* Written exercise
Look for the string "true" in every line, and copy each line that has it.

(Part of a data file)
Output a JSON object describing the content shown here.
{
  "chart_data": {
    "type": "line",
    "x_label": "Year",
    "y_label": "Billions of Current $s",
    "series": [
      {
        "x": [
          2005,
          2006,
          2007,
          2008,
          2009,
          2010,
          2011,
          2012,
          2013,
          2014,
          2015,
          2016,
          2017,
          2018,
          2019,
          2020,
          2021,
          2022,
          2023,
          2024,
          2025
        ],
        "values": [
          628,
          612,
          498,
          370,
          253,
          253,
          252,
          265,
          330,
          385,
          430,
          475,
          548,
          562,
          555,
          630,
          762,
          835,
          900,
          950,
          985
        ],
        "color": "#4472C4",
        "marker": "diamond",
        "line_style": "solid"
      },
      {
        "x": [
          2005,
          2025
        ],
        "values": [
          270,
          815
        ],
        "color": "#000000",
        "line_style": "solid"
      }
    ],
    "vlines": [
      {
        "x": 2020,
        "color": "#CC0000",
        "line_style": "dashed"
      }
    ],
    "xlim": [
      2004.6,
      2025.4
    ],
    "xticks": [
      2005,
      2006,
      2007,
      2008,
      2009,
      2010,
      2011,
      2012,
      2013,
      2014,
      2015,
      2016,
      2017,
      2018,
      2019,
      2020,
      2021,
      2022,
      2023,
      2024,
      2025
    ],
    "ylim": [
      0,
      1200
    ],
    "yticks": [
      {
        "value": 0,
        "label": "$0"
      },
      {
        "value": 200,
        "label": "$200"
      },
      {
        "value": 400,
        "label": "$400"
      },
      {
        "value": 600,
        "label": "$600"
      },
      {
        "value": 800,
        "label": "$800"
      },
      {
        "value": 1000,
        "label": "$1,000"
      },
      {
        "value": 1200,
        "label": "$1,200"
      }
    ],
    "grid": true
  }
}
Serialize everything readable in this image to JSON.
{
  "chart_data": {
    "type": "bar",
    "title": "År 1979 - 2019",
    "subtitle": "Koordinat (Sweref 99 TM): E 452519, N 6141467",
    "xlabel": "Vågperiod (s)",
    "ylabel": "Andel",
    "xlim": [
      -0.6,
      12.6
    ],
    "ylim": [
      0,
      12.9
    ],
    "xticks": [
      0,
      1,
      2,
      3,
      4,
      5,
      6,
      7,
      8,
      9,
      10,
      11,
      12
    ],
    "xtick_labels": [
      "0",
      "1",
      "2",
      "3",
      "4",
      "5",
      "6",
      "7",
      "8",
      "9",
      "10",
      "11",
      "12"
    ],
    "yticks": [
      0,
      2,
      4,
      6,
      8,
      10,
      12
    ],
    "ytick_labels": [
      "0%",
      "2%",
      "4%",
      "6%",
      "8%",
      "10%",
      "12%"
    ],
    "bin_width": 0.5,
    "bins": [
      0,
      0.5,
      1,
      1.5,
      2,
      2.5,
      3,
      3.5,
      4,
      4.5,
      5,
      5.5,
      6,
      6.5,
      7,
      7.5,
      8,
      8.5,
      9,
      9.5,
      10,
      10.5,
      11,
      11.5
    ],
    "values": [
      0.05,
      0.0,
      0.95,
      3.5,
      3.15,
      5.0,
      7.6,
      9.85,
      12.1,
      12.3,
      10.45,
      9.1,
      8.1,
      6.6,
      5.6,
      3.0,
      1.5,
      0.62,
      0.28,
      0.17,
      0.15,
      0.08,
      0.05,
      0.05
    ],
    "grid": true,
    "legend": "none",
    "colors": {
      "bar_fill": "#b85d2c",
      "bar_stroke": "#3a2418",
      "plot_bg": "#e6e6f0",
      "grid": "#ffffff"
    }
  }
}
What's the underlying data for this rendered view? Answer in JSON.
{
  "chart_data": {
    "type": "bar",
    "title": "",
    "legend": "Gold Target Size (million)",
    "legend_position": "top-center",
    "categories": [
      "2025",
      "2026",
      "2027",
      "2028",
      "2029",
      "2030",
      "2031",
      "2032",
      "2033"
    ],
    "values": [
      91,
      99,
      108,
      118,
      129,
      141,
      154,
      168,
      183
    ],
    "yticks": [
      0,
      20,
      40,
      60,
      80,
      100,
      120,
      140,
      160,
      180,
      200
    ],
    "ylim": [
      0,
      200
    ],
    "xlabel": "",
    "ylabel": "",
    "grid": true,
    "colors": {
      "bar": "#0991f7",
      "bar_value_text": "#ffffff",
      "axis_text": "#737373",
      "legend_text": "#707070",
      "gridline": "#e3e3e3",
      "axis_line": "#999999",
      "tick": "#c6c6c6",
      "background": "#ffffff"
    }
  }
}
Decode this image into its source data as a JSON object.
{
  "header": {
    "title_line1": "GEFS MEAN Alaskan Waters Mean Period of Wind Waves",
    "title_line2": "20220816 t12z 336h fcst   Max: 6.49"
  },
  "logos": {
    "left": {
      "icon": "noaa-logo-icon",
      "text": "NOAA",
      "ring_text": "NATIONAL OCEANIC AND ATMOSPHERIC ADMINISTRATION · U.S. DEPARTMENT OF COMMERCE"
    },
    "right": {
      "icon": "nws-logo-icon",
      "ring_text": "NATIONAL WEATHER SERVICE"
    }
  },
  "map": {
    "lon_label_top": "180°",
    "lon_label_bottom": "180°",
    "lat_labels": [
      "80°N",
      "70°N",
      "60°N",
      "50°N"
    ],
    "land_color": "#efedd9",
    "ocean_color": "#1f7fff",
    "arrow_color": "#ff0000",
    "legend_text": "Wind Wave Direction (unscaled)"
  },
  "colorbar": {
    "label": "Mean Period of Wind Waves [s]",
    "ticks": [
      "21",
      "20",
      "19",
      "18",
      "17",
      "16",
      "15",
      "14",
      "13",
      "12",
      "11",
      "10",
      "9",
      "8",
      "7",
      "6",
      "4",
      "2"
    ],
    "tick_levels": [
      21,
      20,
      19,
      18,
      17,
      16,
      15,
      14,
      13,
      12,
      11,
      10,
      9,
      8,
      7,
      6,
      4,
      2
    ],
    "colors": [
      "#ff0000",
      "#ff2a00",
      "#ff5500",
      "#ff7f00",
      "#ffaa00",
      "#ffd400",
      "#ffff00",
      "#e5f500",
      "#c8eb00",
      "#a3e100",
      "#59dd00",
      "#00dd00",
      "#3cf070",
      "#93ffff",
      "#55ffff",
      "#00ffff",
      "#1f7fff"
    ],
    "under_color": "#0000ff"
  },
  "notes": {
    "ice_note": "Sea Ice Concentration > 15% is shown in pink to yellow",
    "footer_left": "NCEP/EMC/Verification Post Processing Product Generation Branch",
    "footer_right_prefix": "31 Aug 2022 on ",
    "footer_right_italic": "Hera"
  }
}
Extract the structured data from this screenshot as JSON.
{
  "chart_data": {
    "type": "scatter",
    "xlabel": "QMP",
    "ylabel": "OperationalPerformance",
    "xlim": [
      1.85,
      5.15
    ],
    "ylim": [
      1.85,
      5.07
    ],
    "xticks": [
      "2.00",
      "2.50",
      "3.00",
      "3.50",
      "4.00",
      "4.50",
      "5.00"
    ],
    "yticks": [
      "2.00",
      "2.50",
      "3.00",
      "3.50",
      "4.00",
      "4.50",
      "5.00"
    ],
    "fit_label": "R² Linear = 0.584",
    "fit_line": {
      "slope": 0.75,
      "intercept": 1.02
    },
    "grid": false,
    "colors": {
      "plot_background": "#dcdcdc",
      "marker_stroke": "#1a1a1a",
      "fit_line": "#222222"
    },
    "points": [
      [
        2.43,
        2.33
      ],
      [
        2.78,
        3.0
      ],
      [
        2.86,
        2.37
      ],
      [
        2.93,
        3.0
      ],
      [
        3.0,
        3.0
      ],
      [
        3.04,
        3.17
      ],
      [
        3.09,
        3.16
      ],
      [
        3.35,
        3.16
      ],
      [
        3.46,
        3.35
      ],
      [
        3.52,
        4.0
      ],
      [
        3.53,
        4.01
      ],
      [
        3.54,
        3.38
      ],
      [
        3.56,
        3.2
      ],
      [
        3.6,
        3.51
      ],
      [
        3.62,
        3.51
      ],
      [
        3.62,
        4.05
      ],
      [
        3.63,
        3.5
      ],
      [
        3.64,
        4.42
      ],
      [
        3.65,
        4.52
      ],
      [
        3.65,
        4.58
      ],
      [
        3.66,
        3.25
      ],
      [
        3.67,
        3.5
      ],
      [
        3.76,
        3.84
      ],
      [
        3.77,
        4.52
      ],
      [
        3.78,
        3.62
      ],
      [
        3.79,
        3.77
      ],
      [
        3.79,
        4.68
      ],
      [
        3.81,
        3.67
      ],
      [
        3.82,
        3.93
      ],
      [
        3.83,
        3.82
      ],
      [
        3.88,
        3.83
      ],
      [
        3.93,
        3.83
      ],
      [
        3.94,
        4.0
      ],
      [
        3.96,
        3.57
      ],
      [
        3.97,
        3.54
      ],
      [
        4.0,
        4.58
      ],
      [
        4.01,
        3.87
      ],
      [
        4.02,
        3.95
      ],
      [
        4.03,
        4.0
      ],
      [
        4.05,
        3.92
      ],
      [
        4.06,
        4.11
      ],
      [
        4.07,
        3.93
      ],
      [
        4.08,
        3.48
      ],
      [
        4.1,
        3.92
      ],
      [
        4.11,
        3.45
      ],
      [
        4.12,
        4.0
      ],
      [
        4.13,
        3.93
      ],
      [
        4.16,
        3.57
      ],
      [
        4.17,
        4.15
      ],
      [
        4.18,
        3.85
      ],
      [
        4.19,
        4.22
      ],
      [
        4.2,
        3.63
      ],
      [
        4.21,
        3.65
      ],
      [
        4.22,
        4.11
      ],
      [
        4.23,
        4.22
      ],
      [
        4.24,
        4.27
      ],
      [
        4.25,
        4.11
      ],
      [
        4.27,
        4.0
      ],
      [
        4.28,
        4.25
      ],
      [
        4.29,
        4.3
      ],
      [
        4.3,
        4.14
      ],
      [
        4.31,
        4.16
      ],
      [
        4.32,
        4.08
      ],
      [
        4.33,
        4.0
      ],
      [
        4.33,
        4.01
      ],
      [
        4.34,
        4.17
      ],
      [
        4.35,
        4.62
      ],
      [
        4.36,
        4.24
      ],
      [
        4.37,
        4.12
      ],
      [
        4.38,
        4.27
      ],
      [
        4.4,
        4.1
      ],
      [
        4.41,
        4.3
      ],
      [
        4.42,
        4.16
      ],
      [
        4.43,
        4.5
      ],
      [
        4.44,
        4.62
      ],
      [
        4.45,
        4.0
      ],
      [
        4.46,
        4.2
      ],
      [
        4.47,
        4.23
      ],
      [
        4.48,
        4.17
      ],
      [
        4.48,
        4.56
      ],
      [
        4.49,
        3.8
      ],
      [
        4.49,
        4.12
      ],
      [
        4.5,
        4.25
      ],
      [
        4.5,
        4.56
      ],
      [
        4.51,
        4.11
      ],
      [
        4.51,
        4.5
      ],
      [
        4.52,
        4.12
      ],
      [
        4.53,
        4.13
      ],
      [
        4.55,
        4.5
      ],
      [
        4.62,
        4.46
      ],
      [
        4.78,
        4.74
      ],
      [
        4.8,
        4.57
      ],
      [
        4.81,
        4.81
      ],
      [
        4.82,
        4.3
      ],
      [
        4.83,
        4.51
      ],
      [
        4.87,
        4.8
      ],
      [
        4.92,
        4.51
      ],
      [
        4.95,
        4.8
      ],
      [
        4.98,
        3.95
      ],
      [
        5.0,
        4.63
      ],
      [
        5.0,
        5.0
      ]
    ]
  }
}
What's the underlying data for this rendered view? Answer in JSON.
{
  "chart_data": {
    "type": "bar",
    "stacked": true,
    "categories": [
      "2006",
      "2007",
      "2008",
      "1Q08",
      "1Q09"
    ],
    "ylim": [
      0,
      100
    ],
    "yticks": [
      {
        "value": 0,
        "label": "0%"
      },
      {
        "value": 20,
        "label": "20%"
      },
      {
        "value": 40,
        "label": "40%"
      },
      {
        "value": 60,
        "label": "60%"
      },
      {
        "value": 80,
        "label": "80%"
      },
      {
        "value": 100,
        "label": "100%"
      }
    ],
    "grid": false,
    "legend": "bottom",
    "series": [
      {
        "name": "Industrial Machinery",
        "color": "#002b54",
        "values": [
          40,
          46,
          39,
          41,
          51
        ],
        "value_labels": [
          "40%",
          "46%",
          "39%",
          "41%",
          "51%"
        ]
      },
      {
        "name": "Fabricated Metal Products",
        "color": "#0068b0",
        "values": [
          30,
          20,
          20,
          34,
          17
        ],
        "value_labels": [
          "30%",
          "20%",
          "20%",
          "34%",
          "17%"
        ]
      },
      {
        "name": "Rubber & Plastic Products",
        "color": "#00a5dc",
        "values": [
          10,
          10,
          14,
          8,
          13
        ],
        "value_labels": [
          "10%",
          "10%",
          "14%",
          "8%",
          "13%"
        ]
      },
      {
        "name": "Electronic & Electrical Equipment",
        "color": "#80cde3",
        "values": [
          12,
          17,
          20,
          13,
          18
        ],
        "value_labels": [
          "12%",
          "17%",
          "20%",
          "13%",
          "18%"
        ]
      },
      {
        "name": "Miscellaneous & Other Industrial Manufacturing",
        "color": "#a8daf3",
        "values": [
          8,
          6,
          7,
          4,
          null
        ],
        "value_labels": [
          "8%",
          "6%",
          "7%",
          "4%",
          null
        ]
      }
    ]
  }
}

* Solution for this exercise
    "grid": true
    "grid": true,
    "grid": true,
    "stacked": true,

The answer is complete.